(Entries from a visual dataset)
_____
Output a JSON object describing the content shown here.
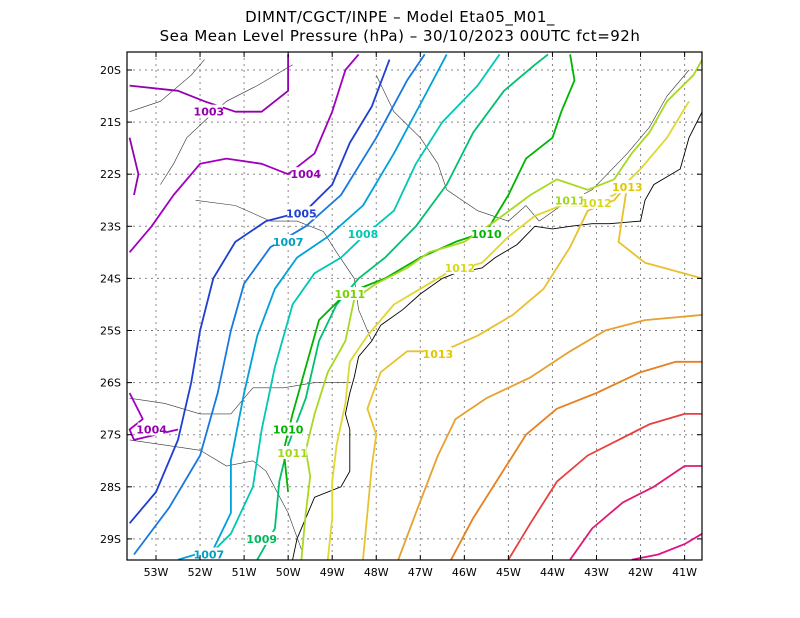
{
  "title_line1": "DIMNT/CGCT/INPE –  Model Eta05_M01_",
  "title_line2": "Sea Mean Level Pressure (hPa) – 30/10/2023 00UTC fct=92h",
  "lat_ticks": [
    "20S",
    "21S",
    "22S",
    "23S",
    "24S",
    "25S",
    "26S",
    "27S",
    "28S",
    "29S"
  ],
  "lon_ticks": [
    "53W",
    "52W",
    "51W",
    "50W",
    "49W",
    "48W",
    "47W",
    "46W",
    "45W",
    "44W",
    "43W",
    "42W",
    "41W"
  ],
  "contour_labels": [
    {
      "text": "1003",
      "color": "#9400b0",
      "lon": -51.8,
      "lat": -20.8
    },
    {
      "text": "1004",
      "color": "#9400b0",
      "lon": -49.6,
      "lat": -22.0
    },
    {
      "text": "1004",
      "color": "#9400b0",
      "lon": -53.1,
      "lat": -26.9
    },
    {
      "text": "1005",
      "color": "#1f3fd0",
      "lon": -49.7,
      "lat": -22.75
    },
    {
      "text": "1007",
      "color": "#00a0c8",
      "lon": -50.0,
      "lat": -23.3
    },
    {
      "text": "1007",
      "color": "#00a0c8",
      "lon": -51.8,
      "lat": -29.3
    },
    {
      "text": "1008",
      "color": "#00c8b4",
      "lon": -48.3,
      "lat": -23.15
    },
    {
      "text": "1009",
      "color": "#00b85a",
      "lon": -50.6,
      "lat": -29.0
    },
    {
      "text": "1010",
      "color": "#00b400",
      "lon": -50.0,
      "lat": -26.9
    },
    {
      "text": "1010",
      "color": "#00b400",
      "lon": -45.5,
      "lat": -23.15
    },
    {
      "text": "1011",
      "color": "#78d000",
      "lon": -48.6,
      "lat": -24.3
    },
    {
      "text": "1011",
      "color": "#a0d818",
      "lon": -49.9,
      "lat": -27.35
    },
    {
      "text": "1011",
      "color": "#a0d818",
      "lon": -43.6,
      "lat": -22.5
    },
    {
      "text": "1012",
      "color": "#d8d818",
      "lon": -46.1,
      "lat": -23.8
    },
    {
      "text": "1012",
      "color": "#d8d818",
      "lon": -43.0,
      "lat": -22.55
    },
    {
      "text": "1013",
      "color": "#e0c800",
      "lon": -46.6,
      "lat": -25.45
    },
    {
      "text": "1013",
      "color": "#e0c800",
      "lon": -42.3,
      "lat": -22.25
    }
  ],
  "colors": {
    "1003": "#9400b0",
    "1004": "#a000c0",
    "1005": "#1f3fd0",
    "1006": "#1878e0",
    "1007": "#00a0d8",
    "1008": "#00c8b4",
    "1009": "#00c070",
    "1010": "#00b400",
    "1011": "#a8d820",
    "1012": "#e0d830",
    "1013": "#e8c030",
    "1014": "#e8a030",
    "1015": "#e88020",
    "1016": "#e84040",
    "1017": "#e01a70",
    "1018": "#e0108c",
    "grid": "#888888",
    "border": "#000000"
  }
}
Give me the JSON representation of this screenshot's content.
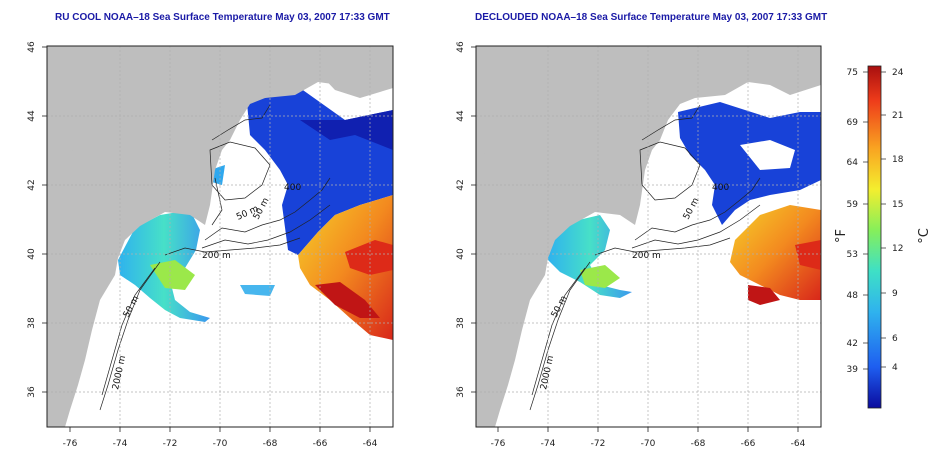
{
  "titles": {
    "left": "RU COOL NOAA–18 Sea Surface Temperature May 03, 2007 17:33 GMT",
    "right": "DECLOUDED NOAA–18 Sea Surface Temperature May 03, 2007 17:33 GMT"
  },
  "maps": {
    "x_ticks": [
      "-76",
      "-74",
      "-72",
      "-70",
      "-68",
      "-66",
      "-64"
    ],
    "y_ticks": [
      "46",
      "44",
      "42",
      "40",
      "38",
      "36"
    ],
    "lon_range": [
      -77,
      -63
    ],
    "lat_range": [
      35,
      46
    ],
    "isobath_labels": {
      "left": [
        "50 m",
        "400",
        "50 m",
        "200 m",
        "50 m",
        "2000 m"
      ],
      "right": [
        "400",
        "50 m",
        "200 m",
        "50 m",
        "2000 m"
      ]
    }
  },
  "colorbar": {
    "fahrenheit_ticks": [
      "75",
      "69",
      "64",
      "59",
      "53",
      "48",
      "42",
      "39"
    ],
    "celsius_ticks": [
      "24",
      "21",
      "18",
      "15",
      "12",
      "9",
      "6",
      "4"
    ],
    "fahrenheit_label": "°F",
    "celsius_label": "°C",
    "colors": [
      "#0b0b9e",
      "#1e5ef0",
      "#2fb2ee",
      "#3ee0c6",
      "#86ef5a",
      "#f4ee2e",
      "#f9a321",
      "#ee3b1a",
      "#a80f0f"
    ]
  }
}
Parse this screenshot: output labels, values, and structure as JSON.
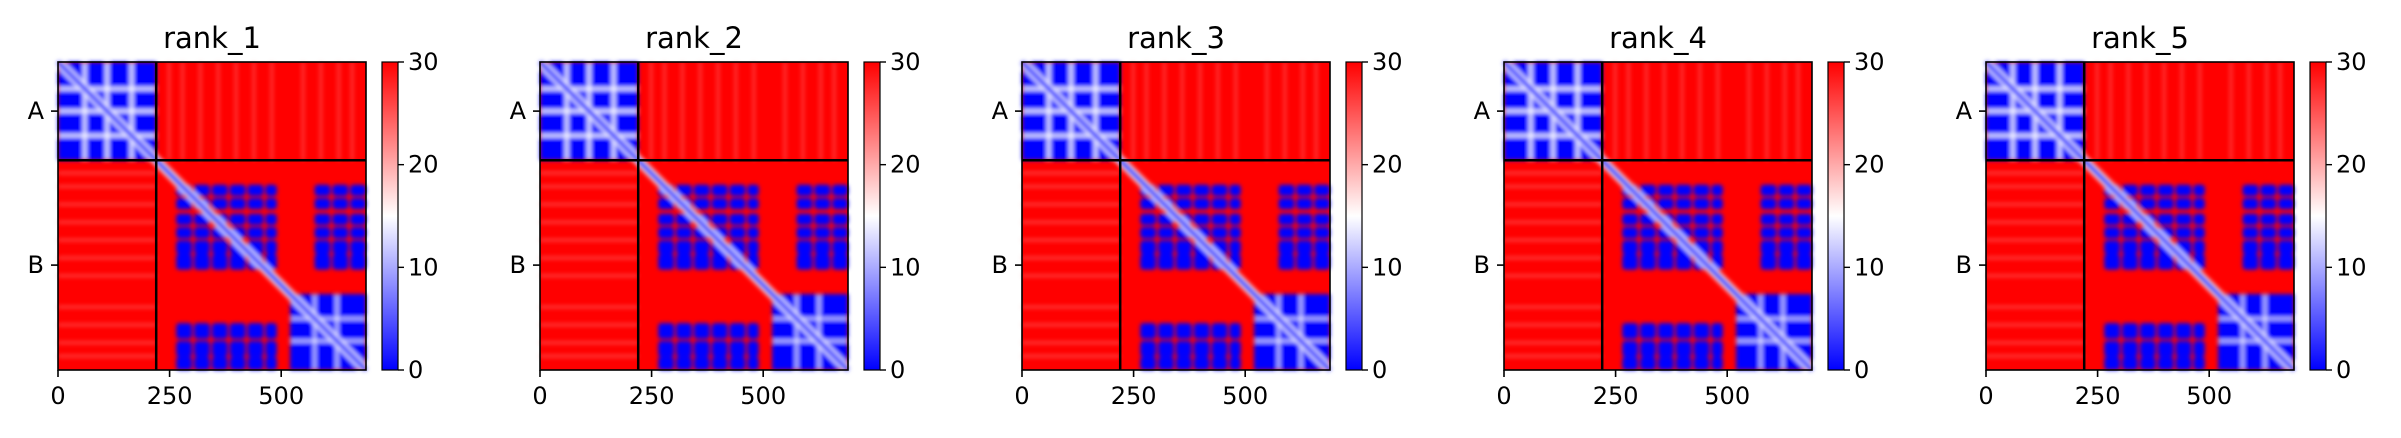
{
  "figure": {
    "background": "#ffffff"
  },
  "chart_data": [
    {
      "type": "heatmap",
      "title": "rank_1",
      "x_ticks": [
        0,
        250,
        500
      ],
      "y_tick_labels": [
        "A",
        "B"
      ],
      "chain_lengths": [
        220,
        470
      ],
      "xlim": [
        0,
        690
      ],
      "ylim": [
        0,
        690
      ],
      "colorbar": {
        "ticks": [
          0,
          10,
          20,
          30
        ],
        "range": [
          0,
          30
        ],
        "colormap": "bwr",
        "colors": [
          "#0000ff",
          "#ffffff",
          "#ff0000"
        ]
      },
      "domain_blocks_blue": [
        [
          0,
          220
        ],
        [
          520,
          690
        ]
      ],
      "diagonal": "low values (blue)"
    },
    {
      "type": "heatmap",
      "title": "rank_2",
      "x_ticks": [
        0,
        250,
        500
      ],
      "y_tick_labels": [
        "A",
        "B"
      ],
      "chain_lengths": [
        220,
        470
      ],
      "xlim": [
        0,
        690
      ],
      "ylim": [
        0,
        690
      ],
      "colorbar": {
        "ticks": [
          0,
          10,
          20,
          30
        ],
        "range": [
          0,
          30
        ],
        "colormap": "bwr",
        "colors": [
          "#0000ff",
          "#ffffff",
          "#ff0000"
        ]
      },
      "domain_blocks_blue": [
        [
          0,
          220
        ],
        [
          520,
          690
        ]
      ],
      "diagonal": "low values (blue)"
    },
    {
      "type": "heatmap",
      "title": "rank_3",
      "x_ticks": [
        0,
        250,
        500
      ],
      "y_tick_labels": [
        "A",
        "B"
      ],
      "chain_lengths": [
        220,
        470
      ],
      "xlim": [
        0,
        690
      ],
      "ylim": [
        0,
        690
      ],
      "colorbar": {
        "ticks": [
          0,
          10,
          20,
          30
        ],
        "range": [
          0,
          30
        ],
        "colormap": "bwr",
        "colors": [
          "#0000ff",
          "#ffffff",
          "#ff0000"
        ]
      },
      "domain_blocks_blue": [
        [
          0,
          220
        ],
        [
          520,
          690
        ]
      ],
      "diagonal": "low values (blue)"
    },
    {
      "type": "heatmap",
      "title": "rank_4",
      "x_ticks": [
        0,
        250,
        500
      ],
      "y_tick_labels": [
        "A",
        "B"
      ],
      "chain_lengths": [
        220,
        470
      ],
      "xlim": [
        0,
        690
      ],
      "ylim": [
        0,
        690
      ],
      "colorbar": {
        "ticks": [
          0,
          10,
          20,
          30
        ],
        "range": [
          0,
          30
        ],
        "colormap": "bwr",
        "colors": [
          "#0000ff",
          "#ffffff",
          "#ff0000"
        ]
      },
      "domain_blocks_blue": [
        [
          0,
          220
        ],
        [
          520,
          690
        ]
      ],
      "diagonal": "low values (blue)"
    },
    {
      "type": "heatmap",
      "title": "rank_5",
      "x_ticks": [
        0,
        250,
        500
      ],
      "y_tick_labels": [
        "A",
        "B"
      ],
      "chain_lengths": [
        220,
        470
      ],
      "xlim": [
        0,
        690
      ],
      "ylim": [
        0,
        690
      ],
      "colorbar": {
        "ticks": [
          0,
          10,
          20,
          30
        ],
        "range": [
          0,
          30
        ],
        "colormap": "bwr",
        "colors": [
          "#0000ff",
          "#ffffff",
          "#ff0000"
        ]
      },
      "domain_blocks_blue": [
        [
          0,
          220
        ],
        [
          520,
          690
        ]
      ],
      "diagonal": "low values (blue)"
    }
  ]
}
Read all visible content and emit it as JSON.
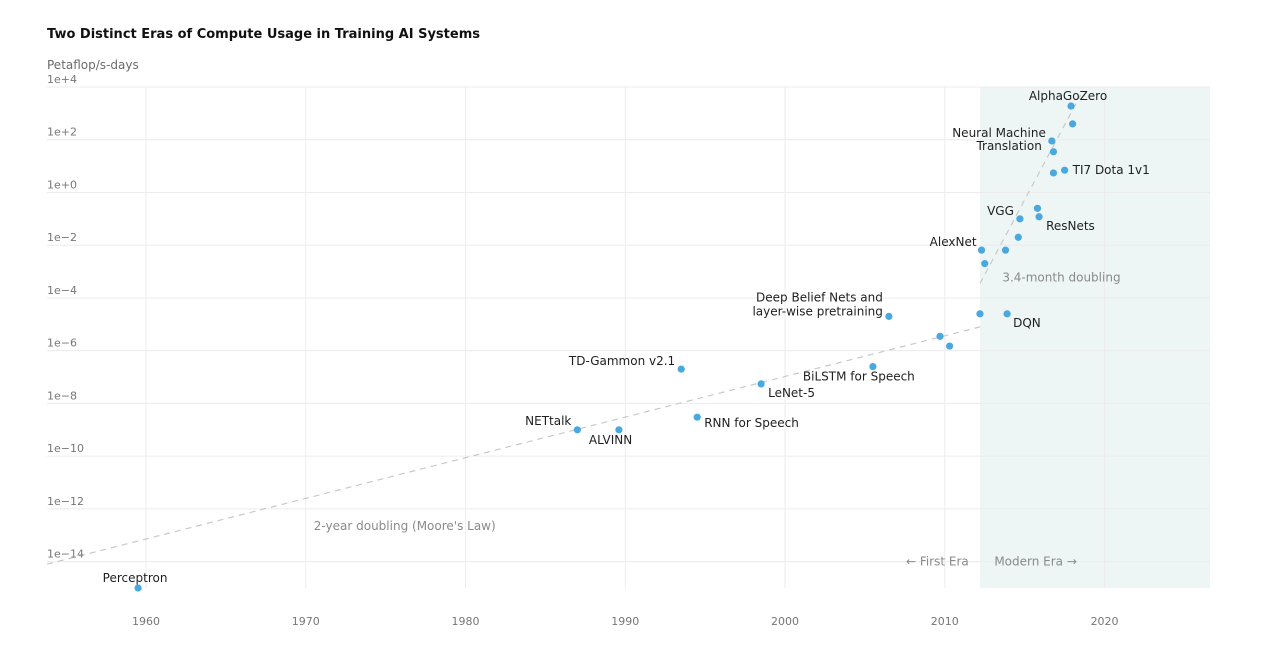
{
  "chart_data": {
    "type": "scatter",
    "title": "Two Distinct Eras of Compute Usage in Training AI Systems",
    "ylabel": "Petaflop/s-days",
    "y_scale": "log",
    "xlim": [
      1953.8,
      2026.6
    ],
    "ylim": [
      1e-15,
      10000.0
    ],
    "x_ticks": [
      1960,
      1970,
      1980,
      1990,
      2000,
      2010,
      2020
    ],
    "y_ticks": [
      {
        "value": 10000.0,
        "label": "1e+4"
      },
      {
        "value": 100.0,
        "label": "1e+2"
      },
      {
        "value": 1.0,
        "label": "1e+0"
      },
      {
        "value": 0.01,
        "label": "1e−2"
      },
      {
        "value": 0.0001,
        "label": "1e−4"
      },
      {
        "value": 1e-06,
        "label": "1e−6"
      },
      {
        "value": 1e-08,
        "label": "1e−8"
      },
      {
        "value": 1e-10,
        "label": "1e−10"
      },
      {
        "value": 1e-12,
        "label": "1e−12"
      },
      {
        "value": 1e-14,
        "label": "1e−14"
      }
    ],
    "grid": true,
    "marker_color": "#4aa8e0",
    "modern_era_shade": "#eef5f5",
    "modern_era_start": 2012.2,
    "points": [
      {
        "x": 1959.5,
        "y": 1e-15,
        "label": "Perceptron"
      },
      {
        "x": 1987.0,
        "y": 1e-09,
        "label": "NETtalk"
      },
      {
        "x": 1989.6,
        "y": 1e-09,
        "label": "ALVINN"
      },
      {
        "x": 1993.5,
        "y": 2e-07,
        "label": "TD-Gammon v2.1"
      },
      {
        "x": 1994.5,
        "y": 3e-09,
        "label": "RNN for Speech"
      },
      {
        "x": 1998.5,
        "y": 5.5e-08,
        "label": "LeNet-5"
      },
      {
        "x": 2005.5,
        "y": 2.5e-07,
        "label": "BiLSTM for Speech"
      },
      {
        "x": 2006.5,
        "y": 2e-05,
        "label": "Deep Belief Nets and layer-wise pretraining"
      },
      {
        "x": 2009.7,
        "y": 3.5e-06,
        "label": ""
      },
      {
        "x": 2010.3,
        "y": 1.5e-06,
        "label": ""
      },
      {
        "x": 2012.2,
        "y": 2.5e-05,
        "label": ""
      },
      {
        "x": 2012.3,
        "y": 0.0065,
        "label": "AlexNet"
      },
      {
        "x": 2012.5,
        "y": 0.002,
        "label": ""
      },
      {
        "x": 2013.8,
        "y": 0.0065,
        "label": ""
      },
      {
        "x": 2013.9,
        "y": 2.5e-05,
        "label": "DQN"
      },
      {
        "x": 2014.6,
        "y": 0.02,
        "label": ""
      },
      {
        "x": 2014.7,
        "y": 0.1,
        "label": "VGG"
      },
      {
        "x": 2015.8,
        "y": 0.25,
        "label": ""
      },
      {
        "x": 2015.9,
        "y": 0.12,
        "label": "ResNets"
      },
      {
        "x": 2016.7,
        "y": 90.0,
        "label": "Neural Machine Translation"
      },
      {
        "x": 2016.8,
        "y": 35.0,
        "label": ""
      },
      {
        "x": 2016.8,
        "y": 5.5,
        "label": ""
      },
      {
        "x": 2017.5,
        "y": 7.0,
        "label": "TI7 Dota 1v1"
      },
      {
        "x": 2017.9,
        "y": 1900.0,
        "label": "AlphaGoZero"
      },
      {
        "x": 2018.0,
        "y": 400.0,
        "label": ""
      }
    ],
    "trend_lines": [
      {
        "name": "2-year doubling (Moore's Law)",
        "x0": 1953.8,
        "y0": 8e-15,
        "x1": 2012.2,
        "y1": 8e-06
      },
      {
        "name": "3.4-month doubling",
        "x0": 2012.2,
        "y0": 0.00035,
        "x1": 2018.5,
        "y1": 5000.0
      }
    ],
    "annotations": [
      {
        "text": "2-year doubling (Moore's Law)",
        "x": 1970.5,
        "y": 2.2e-13,
        "anchor": "start"
      },
      {
        "text": "3.4-month doubling",
        "x": 2013.6,
        "y": 0.0006,
        "anchor": "start"
      },
      {
        "text": "← First Era",
        "x": 2011.5,
        "y": 1e-14,
        "anchor": "end"
      },
      {
        "text": "Modern Era →",
        "x": 2013.1,
        "y": 1e-14,
        "anchor": "start"
      }
    ]
  }
}
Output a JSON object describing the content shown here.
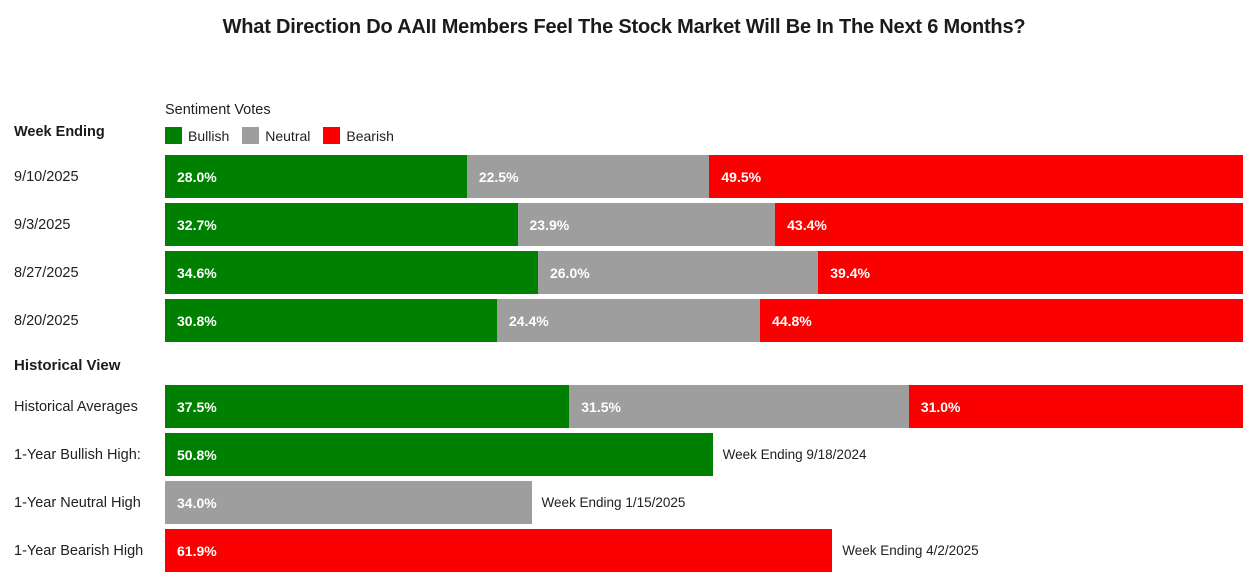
{
  "title": "What Direction Do AAII Members Feel The Stock Market Will Be In The Next 6 Months?",
  "colors": {
    "bullish": "#008000",
    "neutral": "#9e9e9e",
    "bearish": "#fa0000",
    "text": "#212121",
    "bar_value_text": "#ffffff",
    "background": "#ffffff"
  },
  "legend": {
    "title": "Sentiment Votes",
    "items": [
      {
        "label": "Bullish",
        "series": "bullish",
        "color": "#008000"
      },
      {
        "label": "Neutral",
        "series": "neutral",
        "color": "#9e9e9e"
      },
      {
        "label": "Bearish",
        "series": "bearish",
        "color": "#fa0000"
      }
    ]
  },
  "sections": {
    "weekly_heading": "Week Ending",
    "historical_heading": "Historical View"
  },
  "chart_data": {
    "type": "bar",
    "orientation": "horizontal",
    "stacked": true,
    "unit": "%",
    "xlim": [
      0,
      100
    ],
    "grid": false,
    "legend_position": "top-left",
    "series_names": [
      "Bullish",
      "Neutral",
      "Bearish"
    ],
    "weekly_rows": [
      {
        "label": "9/10/2025",
        "bullish": 28.0,
        "neutral": 22.5,
        "bearish": 49.5
      },
      {
        "label": "9/3/2025",
        "bullish": 32.7,
        "neutral": 23.9,
        "bearish": 43.4
      },
      {
        "label": "8/27/2025",
        "bullish": 34.6,
        "neutral": 26.0,
        "bearish": 39.4
      },
      {
        "label": "8/20/2025",
        "bullish": 30.8,
        "neutral": 24.4,
        "bearish": 44.8
      }
    ],
    "historical_rows": [
      {
        "label": "Historical Averages",
        "kind": "stacked",
        "bullish": 37.5,
        "neutral": 31.5,
        "bearish": 31.0,
        "annotation": ""
      },
      {
        "label": "1-Year Bullish High:",
        "kind": "single",
        "series": "bullish",
        "value": 50.8,
        "annotation": "Week Ending 9/18/2024"
      },
      {
        "label": "1-Year Neutral High",
        "kind": "single",
        "series": "neutral",
        "value": 34.0,
        "annotation": "Week Ending 1/15/2025"
      },
      {
        "label": "1-Year Bearish High",
        "kind": "single",
        "series": "bearish",
        "value": 61.9,
        "annotation": "Week Ending 4/2/2025"
      }
    ]
  }
}
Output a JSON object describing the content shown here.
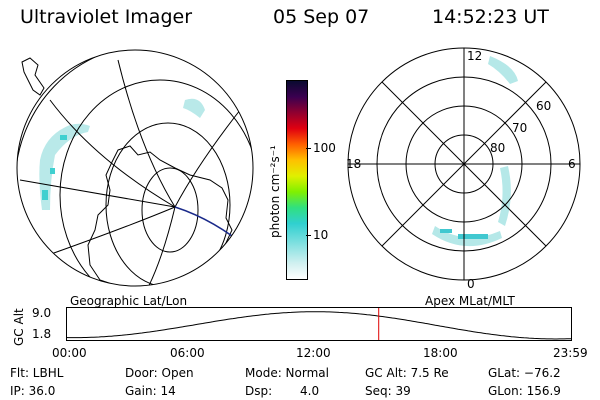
_____
Requirements: Go through the listing above and list every line that has the word "Moore".

Worked solution:
        "name": "2-year doubling (Moore's Law)",
        "text": "2-year doubling (Moore's Law)",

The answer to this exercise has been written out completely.